* [Do this]: Without altering anything, repeat each of the records.

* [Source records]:

━━━

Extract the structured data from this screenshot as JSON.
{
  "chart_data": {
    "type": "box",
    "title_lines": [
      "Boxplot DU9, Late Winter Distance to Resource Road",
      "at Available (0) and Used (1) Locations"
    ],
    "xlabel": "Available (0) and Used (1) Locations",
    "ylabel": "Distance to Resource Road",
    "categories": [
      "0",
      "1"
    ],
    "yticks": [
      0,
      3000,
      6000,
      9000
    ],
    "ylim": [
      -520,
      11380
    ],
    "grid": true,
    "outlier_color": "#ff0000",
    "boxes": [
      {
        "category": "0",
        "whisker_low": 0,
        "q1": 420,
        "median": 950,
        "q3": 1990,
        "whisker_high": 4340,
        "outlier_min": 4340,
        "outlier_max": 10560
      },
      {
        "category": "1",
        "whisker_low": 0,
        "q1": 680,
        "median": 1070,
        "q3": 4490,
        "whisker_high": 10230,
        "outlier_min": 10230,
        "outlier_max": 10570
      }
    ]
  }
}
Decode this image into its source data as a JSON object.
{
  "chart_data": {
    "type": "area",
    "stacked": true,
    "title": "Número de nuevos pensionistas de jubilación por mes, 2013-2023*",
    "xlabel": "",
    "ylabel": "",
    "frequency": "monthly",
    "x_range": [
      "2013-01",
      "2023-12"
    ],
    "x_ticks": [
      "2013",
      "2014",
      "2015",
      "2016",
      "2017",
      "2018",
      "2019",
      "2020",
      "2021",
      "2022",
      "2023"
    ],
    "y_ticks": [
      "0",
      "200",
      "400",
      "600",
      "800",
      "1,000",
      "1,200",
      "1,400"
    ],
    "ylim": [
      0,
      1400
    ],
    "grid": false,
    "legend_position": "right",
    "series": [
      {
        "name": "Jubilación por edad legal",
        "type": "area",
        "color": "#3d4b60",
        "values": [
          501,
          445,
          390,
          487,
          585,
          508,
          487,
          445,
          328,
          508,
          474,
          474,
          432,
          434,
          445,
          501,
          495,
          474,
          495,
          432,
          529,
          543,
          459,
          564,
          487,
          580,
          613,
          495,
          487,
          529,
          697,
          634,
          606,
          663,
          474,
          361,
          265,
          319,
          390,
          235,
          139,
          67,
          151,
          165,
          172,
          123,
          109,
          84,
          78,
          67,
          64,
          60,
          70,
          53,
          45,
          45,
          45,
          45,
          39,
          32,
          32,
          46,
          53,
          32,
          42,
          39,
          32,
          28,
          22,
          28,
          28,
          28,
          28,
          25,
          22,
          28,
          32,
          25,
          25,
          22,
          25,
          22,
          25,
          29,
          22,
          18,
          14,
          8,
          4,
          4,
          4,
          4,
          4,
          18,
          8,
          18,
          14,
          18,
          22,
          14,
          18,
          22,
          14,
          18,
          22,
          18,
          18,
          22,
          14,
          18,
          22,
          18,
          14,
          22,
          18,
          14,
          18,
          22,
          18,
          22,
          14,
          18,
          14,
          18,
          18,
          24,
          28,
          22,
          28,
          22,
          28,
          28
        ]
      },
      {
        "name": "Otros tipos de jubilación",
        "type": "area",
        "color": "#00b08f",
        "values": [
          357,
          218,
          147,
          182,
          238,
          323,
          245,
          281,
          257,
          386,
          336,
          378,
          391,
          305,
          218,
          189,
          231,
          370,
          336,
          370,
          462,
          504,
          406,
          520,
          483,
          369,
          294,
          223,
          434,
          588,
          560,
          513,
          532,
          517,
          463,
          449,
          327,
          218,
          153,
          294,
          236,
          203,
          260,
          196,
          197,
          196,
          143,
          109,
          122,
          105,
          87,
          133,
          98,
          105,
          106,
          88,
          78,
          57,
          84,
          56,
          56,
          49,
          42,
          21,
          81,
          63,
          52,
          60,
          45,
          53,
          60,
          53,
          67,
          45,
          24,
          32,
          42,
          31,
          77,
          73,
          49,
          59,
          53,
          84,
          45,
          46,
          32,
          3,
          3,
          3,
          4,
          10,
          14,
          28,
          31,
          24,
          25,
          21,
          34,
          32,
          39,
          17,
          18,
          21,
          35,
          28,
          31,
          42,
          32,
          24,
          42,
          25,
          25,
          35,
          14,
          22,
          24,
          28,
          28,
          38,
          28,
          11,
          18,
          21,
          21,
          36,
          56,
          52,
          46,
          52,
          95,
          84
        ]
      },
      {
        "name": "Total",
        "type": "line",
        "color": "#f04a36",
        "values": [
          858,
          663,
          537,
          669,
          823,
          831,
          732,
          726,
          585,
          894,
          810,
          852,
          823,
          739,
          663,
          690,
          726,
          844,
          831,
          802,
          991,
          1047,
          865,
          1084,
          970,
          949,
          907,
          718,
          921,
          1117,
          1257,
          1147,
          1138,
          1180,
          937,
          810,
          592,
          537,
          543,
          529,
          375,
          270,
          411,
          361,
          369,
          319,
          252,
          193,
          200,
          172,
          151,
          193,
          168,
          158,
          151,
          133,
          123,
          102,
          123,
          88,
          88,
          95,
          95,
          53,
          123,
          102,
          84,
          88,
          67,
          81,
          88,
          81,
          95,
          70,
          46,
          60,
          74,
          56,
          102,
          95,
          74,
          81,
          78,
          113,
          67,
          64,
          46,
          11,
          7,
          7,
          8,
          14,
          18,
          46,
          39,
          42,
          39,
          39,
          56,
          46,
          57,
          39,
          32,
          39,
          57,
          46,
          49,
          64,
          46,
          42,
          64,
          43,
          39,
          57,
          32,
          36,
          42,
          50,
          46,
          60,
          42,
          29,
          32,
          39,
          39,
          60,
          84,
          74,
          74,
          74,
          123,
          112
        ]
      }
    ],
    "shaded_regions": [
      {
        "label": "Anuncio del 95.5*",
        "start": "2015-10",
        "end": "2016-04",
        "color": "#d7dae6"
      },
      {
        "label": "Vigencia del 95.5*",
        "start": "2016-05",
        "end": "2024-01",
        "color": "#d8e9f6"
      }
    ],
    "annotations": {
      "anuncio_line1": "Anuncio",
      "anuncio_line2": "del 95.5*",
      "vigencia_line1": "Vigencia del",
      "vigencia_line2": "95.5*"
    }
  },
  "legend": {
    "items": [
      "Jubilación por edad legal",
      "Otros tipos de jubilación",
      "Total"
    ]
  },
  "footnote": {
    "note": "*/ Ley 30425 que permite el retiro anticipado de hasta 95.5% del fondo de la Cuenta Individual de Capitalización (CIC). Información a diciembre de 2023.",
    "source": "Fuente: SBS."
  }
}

━━━

* [Output for this exercise]:
Extract the structured data from this screenshot as JSON.
{
  "chart_data": {
    "type": "box",
    "title_lines": [
      "Boxplot DU9, Late Winter Distance to Resource Road",
      "at Available (0) and Used (1) Locations"
    ],
    "xlabel": "Available (0) and Used (1) Locations",
    "ylabel": "Distance to Resource Road",
    "categories": [
      "0",
      "1"
    ],
    "yticks": [
      0,
      3000,
      6000,
      9000
    ],
    "ylim": [
      -520,
      11380
    ],
    "grid": true,
    "outlier_color": "#ff0000",
    "boxes": [
      {
        "category": "0",
        "whisker_low": 0,
        "q1": 420,
        "median": 950,
        "q3": 1990,
        "whisker_high": 4340,
        "outlier_min": 4340,
        "outlier_max": 10560
      },
      {
        "category": "1",
        "whisker_low": 0,
        "q1": 680,
        "median": 1070,
        "q3": 4490,
        "whisker_high": 10230,
        "outlier_min": 10230,
        "outlier_max": 10570
      }
    ]
  }
}
Decode this image into its source data as a JSON object.
{
  "chart_data": {
    "type": "area",
    "stacked": true,
    "title": "Número de nuevos pensionistas de jubilación por mes, 2013-2023*",
    "xlabel": "",
    "ylabel": "",
    "frequency": "monthly",
    "x_range": [
      "2013-01",
      "2023-12"
    ],
    "x_ticks": [
      "2013",
      "2014",
      "2015",
      "2016",
      "2017",
      "2018",
      "2019",
      "2020",
      "2021",
      "2022",
      "2023"
    ],
    "y_ticks": [
      "0",
      "200",
      "400",
      "600",
      "800",
      "1,000",
      "1,200",
      "1,400"
    ],
    "ylim": [
      0,
      1400
    ],
    "grid": false,
    "legend_position": "right",
    "series": [
      {
        "name": "Jubilación por edad legal",
        "type": "area",
        "color": "#3d4b60",
        "values": [
          501,
          445,
          390,
          487,
          585,
          508,
          487,
          445,
          328,
          508,
          474,
          474,
          432,
          434,
          445,
          501,
          495,
          474,
          495,
          432,
          529,
          543,
          459,
          564,
          487,
          580,
          613,
          495,
          487,
          529,
          697,
          634,
          606,
          663,
          474,
          361,
          265,
          319,
          390,
          235,
          139,
          67,
          151,
          165,
          172,
          123,
          109,
          84,
          78,
          67,
          64,
          60,
          70,
          53,
          45,
          45,
          45,
          45,
          39,
          32,
          32,
          46,
          53,
          32,
          42,
          39,
          32,
          28,
          22,
          28,
          28,
          28,
          28,
          25,
          22,
          28,
          32,
          25,
          25,
          22,
          25,
          22,
          25,
          29,
          22,
          18,
          14,
          8,
          4,
          4,
          4,
          4,
          4,
          18,
          8,
          18,
          14,
          18,
          22,
          14,
          18,
          22,
          14,
          18,
          22,
          18,
          18,
          22,
          14,
          18,
          22,
          18,
          14,
          22,
          18,
          14,
          18,
          22,
          18,
          22,
          14,
          18,
          14,
          18,
          18,
          24,
          28,
          22,
          28,
          22,
          28,
          28
        ]
      },
      {
        "name": "Otros tipos de jubilación",
        "type": "area",
        "color": "#00b08f",
        "values": [
          357,
          218,
          147,
          182,
          238,
          323,
          245,
          281,
          257,
          386,
          336,
          378,
          391,
          305,
          218,
          189,
          231,
          370,
          336,
          370,
          462,
          504,
          406,
          520,
          483,
          369,
          294,
          223,
          434,
          588,
          560,
          513,
          532,
          517,
          463,
          449,
          327,
          218,
          153,
          294,
          236,
          203,
          260,
          196,
          197,
          196,
          143,
          109,
          122,
          105,
          87,
          133,
          98,
          105,
          106,
          88,
          78,
          57,
          84,
          56,
          56,
          49,
          42,
          21,
          81,
          63,
          52,
          60,
          45,
          53,
          60,
          53,
          67,
          45,
          24,
          32,
          42,
          31,
          77,
          73,
          49,
          59,
          53,
          84,
          45,
          46,
          32,
          3,
          3,
          3,
          4,
          10,
          14,
          28,
          31,
          24,
          25,
          21,
          34,
          32,
          39,
          17,
          18,
          21,
          35,
          28,
          31,
          42,
          32,
          24,
          42,
          25,
          25,
          35,
          14,
          22,
          24,
          28,
          28,
          38,
          28,
          11,
          18,
          21,
          21,
          36,
          56,
          52,
          46,
          52,
          95,
          84
        ]
      },
      {
        "name": "Total",
        "type": "line",
        "color": "#f04a36",
        "values": [
          858,
          663,
          537,
          669,
          823,
          831,
          732,
          726,
          585,
          894,
          810,
          852,
          823,
          739,
          663,
          690,
          726,
          844,
          831,
          802,
          991,
          1047,
          865,
          1084,
          970,
          949,
          907,
          718,
          921,
          1117,
          1257,
          1147,
          1138,
          1180,
          937,
          810,
          592,
          537,
          543,
          529,
          375,
          270,
          411,
          361,
          369,
          319,
          252,
          193,
          200,
          172,
          151,
          193,
          168,
          158,
          151,
          133,
          123,
          102,
          123,
          88,
          88,
          95,
          95,
          53,
          123,
          102,
          84,
          88,
          67,
          81,
          88,
          81,
          95,
          70,
          46,
          60,
          74,
          56,
          102,
          95,
          74,
          81,
          78,
          113,
          67,
          64,
          46,
          11,
          7,
          7,
          8,
          14,
          18,
          46,
          39,
          42,
          39,
          39,
          56,
          46,
          57,
          39,
          32,
          39,
          57,
          46,
          49,
          64,
          46,
          42,
          64,
          43,
          39,
          57,
          32,
          36,
          42,
          50,
          46,
          60,
          42,
          29,
          32,
          39,
          39,
          60,
          84,
          74,
          74,
          74,
          123,
          112
        ]
      }
    ],
    "shaded_regions": [
      {
        "label": "Anuncio del 95.5*",
        "start": "2015-10",
        "end": "2016-04",
        "color": "#d7dae6"
      },
      {
        "label": "Vigencia del 95.5*",
        "start": "2016-05",
        "end": "2024-01",
        "color": "#d8e9f6"
      }
    ],
    "annotations": {
      "anuncio_line1": "Anuncio",
      "anuncio_line2": "del 95.5*",
      "vigencia_line1": "Vigencia del",
      "vigencia_line2": "95.5*"
    }
  },
  "legend": {
    "items": [
      "Jubilación por edad legal",
      "Otros tipos de jubilación",
      "Total"
    ]
  },
  "footnote": {
    "note": "*/ Ley 30425 que permite el retiro anticipado de hasta 95.5% del fondo de la Cuenta Individual de Capitalización (CIC). Información a diciembre de 2023.",
    "source": "Fuente: SBS."
  }
}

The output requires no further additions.